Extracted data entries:
— START —

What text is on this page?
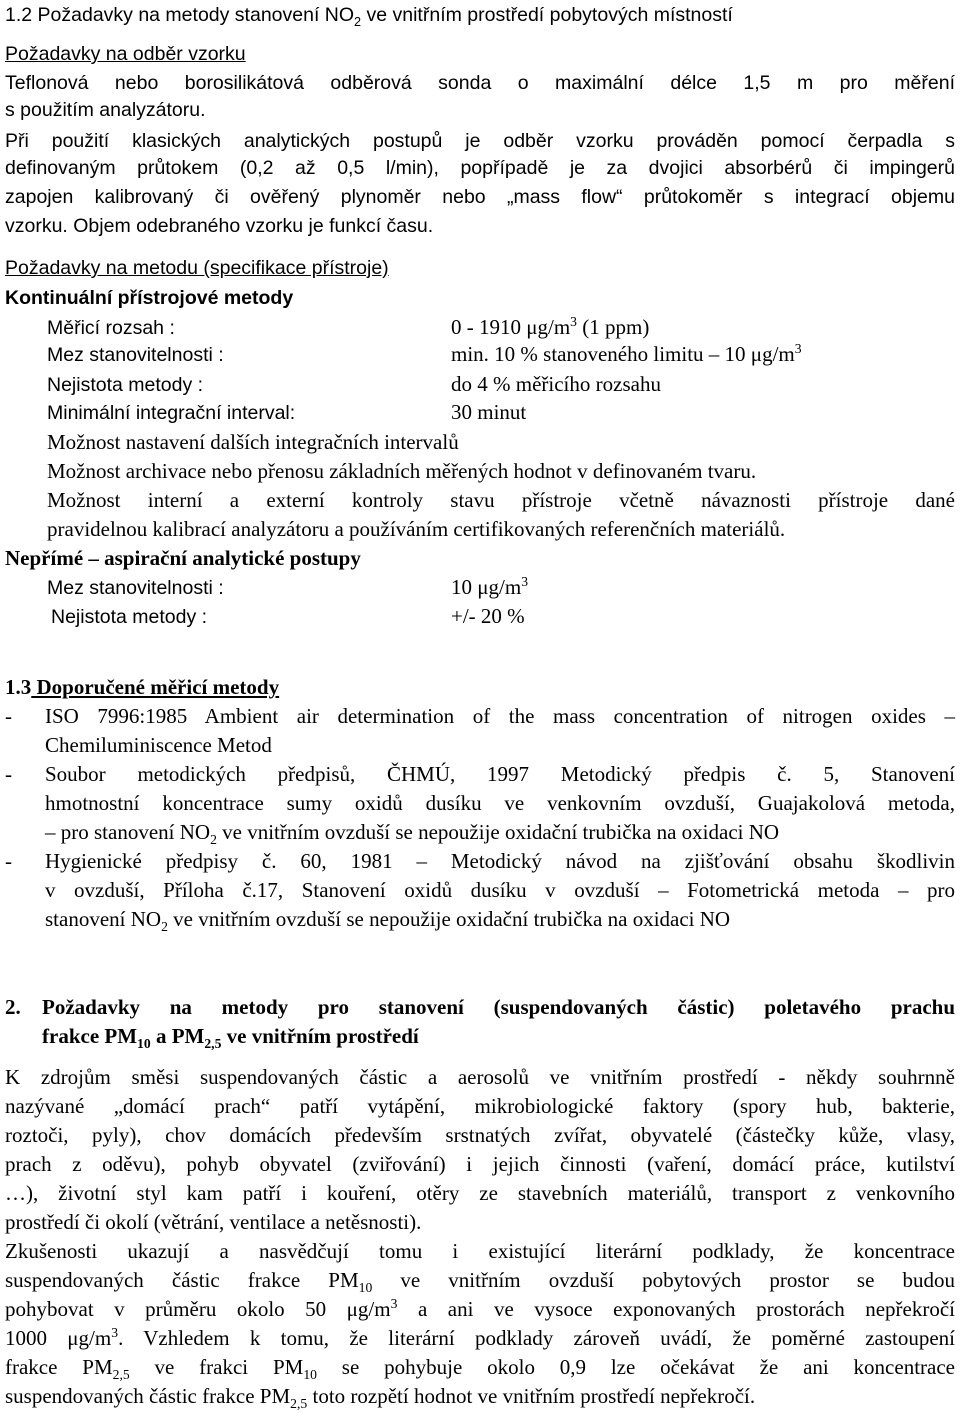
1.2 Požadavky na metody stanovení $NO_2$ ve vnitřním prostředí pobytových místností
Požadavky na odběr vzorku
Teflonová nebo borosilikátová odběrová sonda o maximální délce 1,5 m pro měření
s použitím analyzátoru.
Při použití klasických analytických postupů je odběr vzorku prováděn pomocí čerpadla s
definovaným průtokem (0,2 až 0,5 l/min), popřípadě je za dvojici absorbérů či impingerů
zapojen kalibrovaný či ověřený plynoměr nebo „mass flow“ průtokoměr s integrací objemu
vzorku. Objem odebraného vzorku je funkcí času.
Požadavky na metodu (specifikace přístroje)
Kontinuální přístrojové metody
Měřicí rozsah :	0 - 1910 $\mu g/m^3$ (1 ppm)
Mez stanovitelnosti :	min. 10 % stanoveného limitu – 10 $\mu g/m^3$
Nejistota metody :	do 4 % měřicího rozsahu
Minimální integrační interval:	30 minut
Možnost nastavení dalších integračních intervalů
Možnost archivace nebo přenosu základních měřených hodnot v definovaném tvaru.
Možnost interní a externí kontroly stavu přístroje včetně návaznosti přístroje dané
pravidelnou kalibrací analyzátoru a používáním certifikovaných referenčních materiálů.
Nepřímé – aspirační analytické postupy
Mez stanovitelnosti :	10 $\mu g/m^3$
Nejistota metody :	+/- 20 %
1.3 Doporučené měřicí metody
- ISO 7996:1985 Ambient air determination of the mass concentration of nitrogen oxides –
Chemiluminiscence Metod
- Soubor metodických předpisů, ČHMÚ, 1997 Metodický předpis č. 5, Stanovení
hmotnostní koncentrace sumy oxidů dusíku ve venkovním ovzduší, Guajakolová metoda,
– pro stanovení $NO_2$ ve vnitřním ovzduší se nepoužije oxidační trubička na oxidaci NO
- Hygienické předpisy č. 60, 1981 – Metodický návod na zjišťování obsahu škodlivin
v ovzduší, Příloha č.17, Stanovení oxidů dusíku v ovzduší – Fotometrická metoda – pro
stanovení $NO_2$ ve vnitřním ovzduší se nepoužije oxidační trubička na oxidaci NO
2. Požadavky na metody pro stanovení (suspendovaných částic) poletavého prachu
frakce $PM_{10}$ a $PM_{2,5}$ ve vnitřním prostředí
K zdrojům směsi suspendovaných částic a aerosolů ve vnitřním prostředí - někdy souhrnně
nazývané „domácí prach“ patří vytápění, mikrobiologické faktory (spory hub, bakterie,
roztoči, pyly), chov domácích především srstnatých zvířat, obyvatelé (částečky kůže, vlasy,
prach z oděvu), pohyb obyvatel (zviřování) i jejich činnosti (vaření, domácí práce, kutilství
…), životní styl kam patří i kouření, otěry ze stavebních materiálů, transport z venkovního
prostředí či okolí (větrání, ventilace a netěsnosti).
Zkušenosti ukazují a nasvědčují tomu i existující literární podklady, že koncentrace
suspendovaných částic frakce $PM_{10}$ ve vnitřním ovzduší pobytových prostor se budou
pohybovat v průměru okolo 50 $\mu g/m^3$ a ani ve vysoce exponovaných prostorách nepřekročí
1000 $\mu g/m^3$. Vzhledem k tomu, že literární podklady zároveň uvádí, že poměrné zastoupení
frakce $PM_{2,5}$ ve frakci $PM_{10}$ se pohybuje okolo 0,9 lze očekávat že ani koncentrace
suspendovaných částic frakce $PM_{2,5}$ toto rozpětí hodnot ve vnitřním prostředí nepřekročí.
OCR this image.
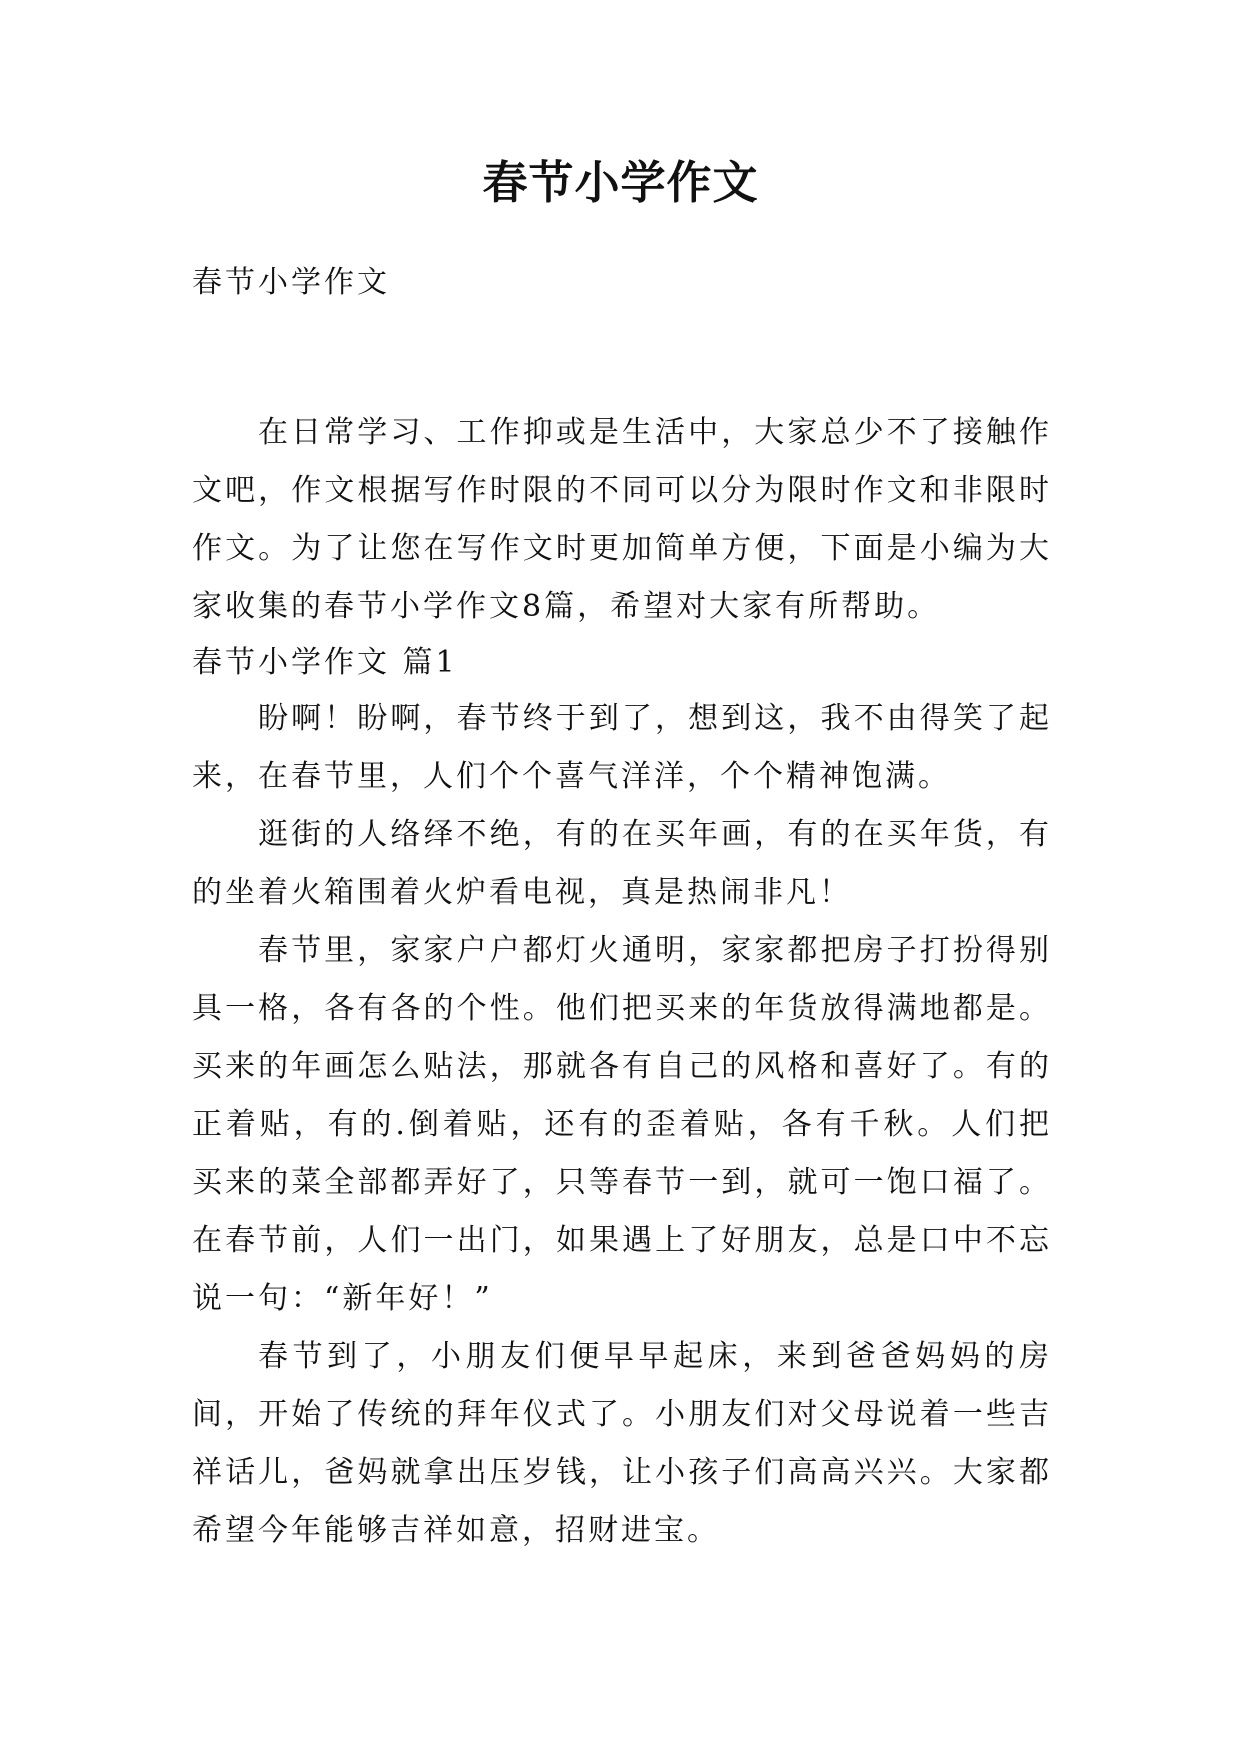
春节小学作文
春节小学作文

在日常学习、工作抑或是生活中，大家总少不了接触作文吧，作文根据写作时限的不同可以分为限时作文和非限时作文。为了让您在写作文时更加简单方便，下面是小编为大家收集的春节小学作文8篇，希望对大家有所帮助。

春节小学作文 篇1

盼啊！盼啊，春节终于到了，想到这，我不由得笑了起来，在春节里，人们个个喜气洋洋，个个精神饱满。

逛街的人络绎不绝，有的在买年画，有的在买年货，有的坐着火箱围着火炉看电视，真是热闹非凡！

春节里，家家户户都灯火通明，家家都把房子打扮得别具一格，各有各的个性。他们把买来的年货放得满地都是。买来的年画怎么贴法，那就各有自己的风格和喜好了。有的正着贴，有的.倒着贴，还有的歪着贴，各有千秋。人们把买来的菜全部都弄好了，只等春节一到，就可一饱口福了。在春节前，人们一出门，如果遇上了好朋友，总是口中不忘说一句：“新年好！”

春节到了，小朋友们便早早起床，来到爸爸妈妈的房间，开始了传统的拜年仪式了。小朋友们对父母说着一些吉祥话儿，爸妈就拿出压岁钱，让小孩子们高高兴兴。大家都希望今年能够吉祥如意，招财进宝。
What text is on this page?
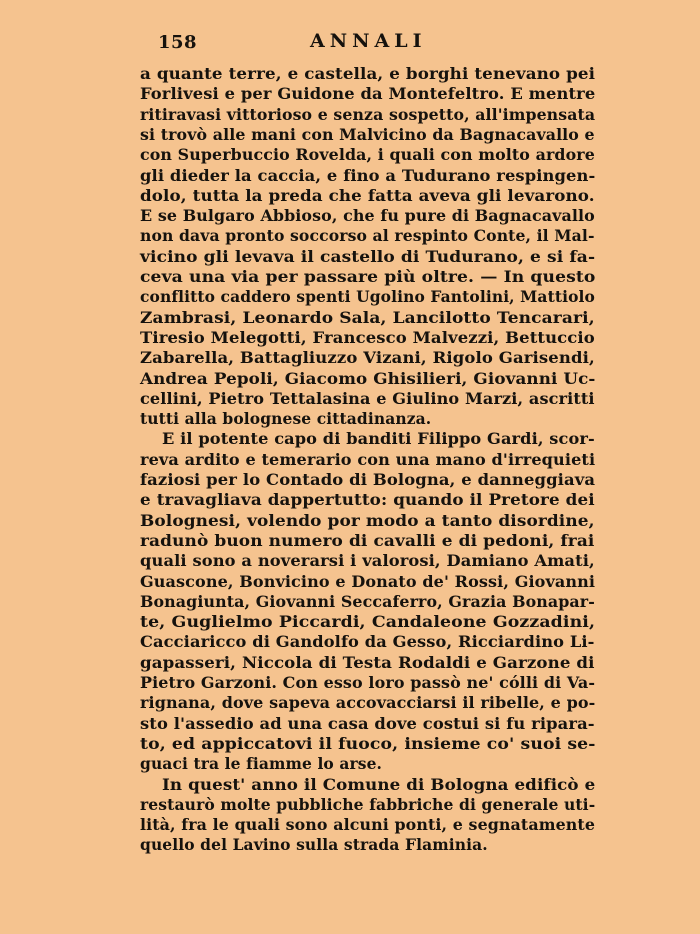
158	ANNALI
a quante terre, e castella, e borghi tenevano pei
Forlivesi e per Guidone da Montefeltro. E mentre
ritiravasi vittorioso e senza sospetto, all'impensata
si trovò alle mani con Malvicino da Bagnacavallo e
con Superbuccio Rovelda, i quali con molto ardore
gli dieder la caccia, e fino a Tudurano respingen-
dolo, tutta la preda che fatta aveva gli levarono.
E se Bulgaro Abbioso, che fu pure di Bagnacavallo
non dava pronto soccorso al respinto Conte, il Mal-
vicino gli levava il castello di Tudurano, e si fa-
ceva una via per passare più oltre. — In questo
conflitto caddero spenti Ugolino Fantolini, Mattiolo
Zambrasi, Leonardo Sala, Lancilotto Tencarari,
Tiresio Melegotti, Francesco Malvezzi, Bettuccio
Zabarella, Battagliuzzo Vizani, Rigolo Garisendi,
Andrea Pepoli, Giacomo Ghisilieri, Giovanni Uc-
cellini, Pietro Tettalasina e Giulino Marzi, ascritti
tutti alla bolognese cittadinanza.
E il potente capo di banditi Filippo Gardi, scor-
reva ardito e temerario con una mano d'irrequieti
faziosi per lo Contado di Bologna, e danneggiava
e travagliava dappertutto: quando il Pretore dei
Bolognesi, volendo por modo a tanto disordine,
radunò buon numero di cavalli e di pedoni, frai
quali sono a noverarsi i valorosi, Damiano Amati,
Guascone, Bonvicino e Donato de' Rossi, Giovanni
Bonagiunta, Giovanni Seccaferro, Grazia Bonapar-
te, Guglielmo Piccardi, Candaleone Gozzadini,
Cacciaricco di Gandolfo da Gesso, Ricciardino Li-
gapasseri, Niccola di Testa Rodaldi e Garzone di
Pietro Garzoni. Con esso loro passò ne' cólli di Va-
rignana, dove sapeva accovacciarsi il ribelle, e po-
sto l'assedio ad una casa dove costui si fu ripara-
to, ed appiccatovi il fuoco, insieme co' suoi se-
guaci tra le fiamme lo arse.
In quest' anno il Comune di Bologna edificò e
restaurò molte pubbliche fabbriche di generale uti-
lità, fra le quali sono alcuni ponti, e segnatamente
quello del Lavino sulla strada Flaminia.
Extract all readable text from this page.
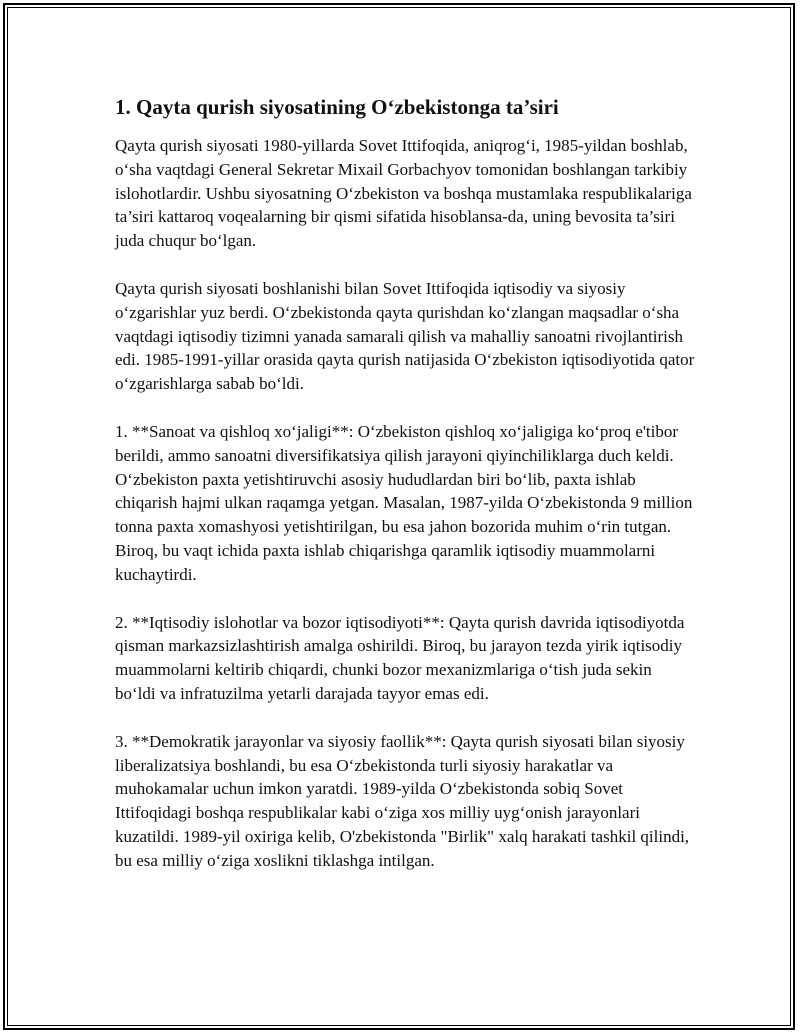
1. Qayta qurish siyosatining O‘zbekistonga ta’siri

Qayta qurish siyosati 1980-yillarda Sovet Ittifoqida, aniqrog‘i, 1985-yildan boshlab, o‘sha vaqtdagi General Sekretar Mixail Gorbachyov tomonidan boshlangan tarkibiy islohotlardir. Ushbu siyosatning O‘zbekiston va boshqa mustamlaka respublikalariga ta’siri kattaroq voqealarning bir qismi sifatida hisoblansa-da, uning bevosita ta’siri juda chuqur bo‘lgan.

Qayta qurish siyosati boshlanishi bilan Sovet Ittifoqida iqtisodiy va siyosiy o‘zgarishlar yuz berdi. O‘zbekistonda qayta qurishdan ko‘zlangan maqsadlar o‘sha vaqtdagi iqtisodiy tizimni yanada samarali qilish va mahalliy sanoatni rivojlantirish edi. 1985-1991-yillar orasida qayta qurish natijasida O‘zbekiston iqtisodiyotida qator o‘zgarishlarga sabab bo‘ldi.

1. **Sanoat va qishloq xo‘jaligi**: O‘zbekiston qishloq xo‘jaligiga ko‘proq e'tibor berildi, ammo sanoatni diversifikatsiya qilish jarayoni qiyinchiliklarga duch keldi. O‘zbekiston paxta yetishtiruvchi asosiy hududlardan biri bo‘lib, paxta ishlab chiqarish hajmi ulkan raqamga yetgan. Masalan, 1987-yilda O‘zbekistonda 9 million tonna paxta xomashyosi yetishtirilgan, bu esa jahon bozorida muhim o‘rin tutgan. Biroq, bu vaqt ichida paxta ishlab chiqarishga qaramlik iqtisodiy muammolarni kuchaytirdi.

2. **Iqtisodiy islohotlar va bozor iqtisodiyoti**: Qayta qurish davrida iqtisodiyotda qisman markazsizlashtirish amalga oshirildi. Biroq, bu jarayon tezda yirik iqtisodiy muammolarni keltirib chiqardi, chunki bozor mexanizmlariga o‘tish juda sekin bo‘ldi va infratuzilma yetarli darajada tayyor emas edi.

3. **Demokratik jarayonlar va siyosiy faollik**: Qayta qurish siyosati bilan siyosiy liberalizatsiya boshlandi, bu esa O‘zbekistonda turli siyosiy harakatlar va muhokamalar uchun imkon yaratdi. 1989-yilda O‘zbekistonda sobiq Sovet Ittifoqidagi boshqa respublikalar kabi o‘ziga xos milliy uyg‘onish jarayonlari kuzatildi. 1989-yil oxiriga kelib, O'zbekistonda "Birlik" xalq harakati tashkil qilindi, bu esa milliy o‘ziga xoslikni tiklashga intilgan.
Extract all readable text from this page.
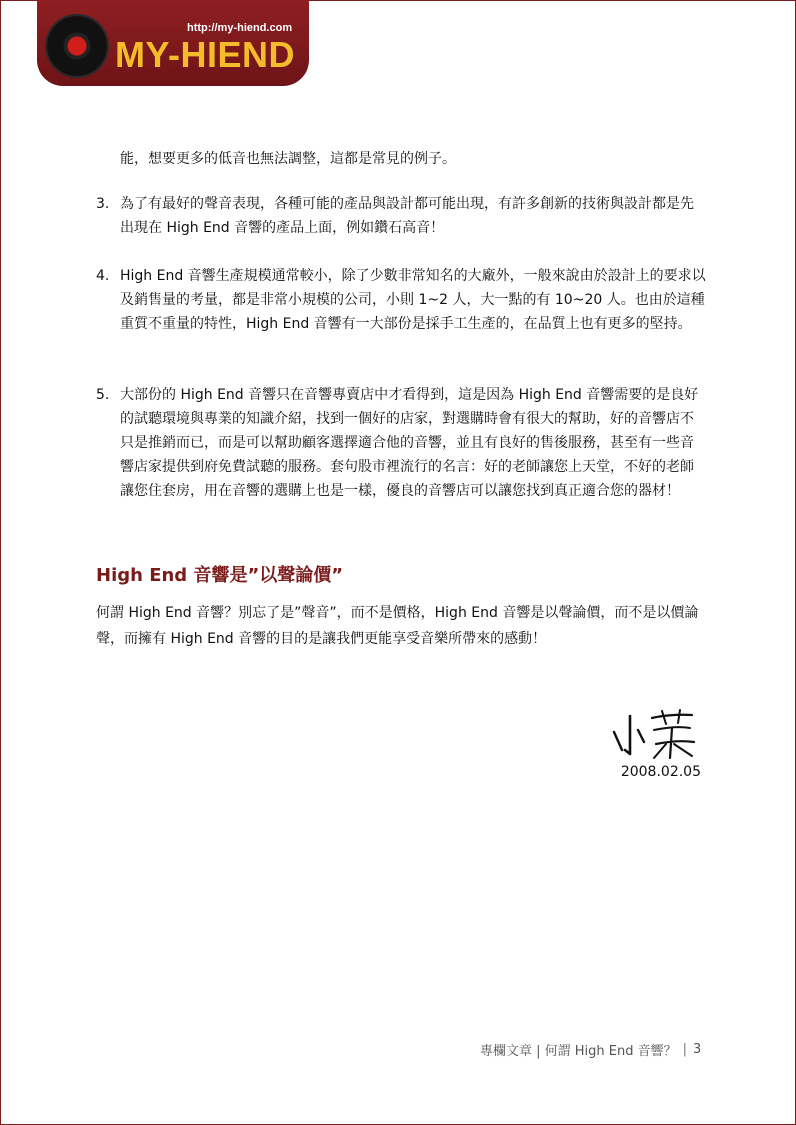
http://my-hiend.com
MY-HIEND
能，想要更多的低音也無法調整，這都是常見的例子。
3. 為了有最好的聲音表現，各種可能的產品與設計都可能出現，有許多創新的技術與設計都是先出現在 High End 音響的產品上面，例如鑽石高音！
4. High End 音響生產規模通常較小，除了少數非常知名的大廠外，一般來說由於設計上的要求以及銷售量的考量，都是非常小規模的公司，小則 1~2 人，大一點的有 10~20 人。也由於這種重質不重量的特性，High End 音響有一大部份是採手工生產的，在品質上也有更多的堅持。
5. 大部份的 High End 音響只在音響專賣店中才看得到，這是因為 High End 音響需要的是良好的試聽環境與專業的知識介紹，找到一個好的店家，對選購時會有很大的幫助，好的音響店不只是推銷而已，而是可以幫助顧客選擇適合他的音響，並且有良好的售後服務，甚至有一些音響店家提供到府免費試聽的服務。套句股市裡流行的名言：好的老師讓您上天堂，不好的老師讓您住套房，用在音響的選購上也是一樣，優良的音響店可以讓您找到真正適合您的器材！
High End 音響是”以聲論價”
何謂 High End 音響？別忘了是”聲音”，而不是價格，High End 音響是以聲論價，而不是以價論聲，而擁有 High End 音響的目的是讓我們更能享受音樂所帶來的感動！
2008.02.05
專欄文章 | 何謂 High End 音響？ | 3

— END —

SET EXERCISE: Pick out lines containing the word "mass", each one as written.

RESPONSE:
zapojen kalibrovaný či ověřený plynoměr nebo „mass flow“ průtokoměr s integrací objemu
- ISO 7996:1985 Ambient air determination of the mass concentration of nitrogen oxides –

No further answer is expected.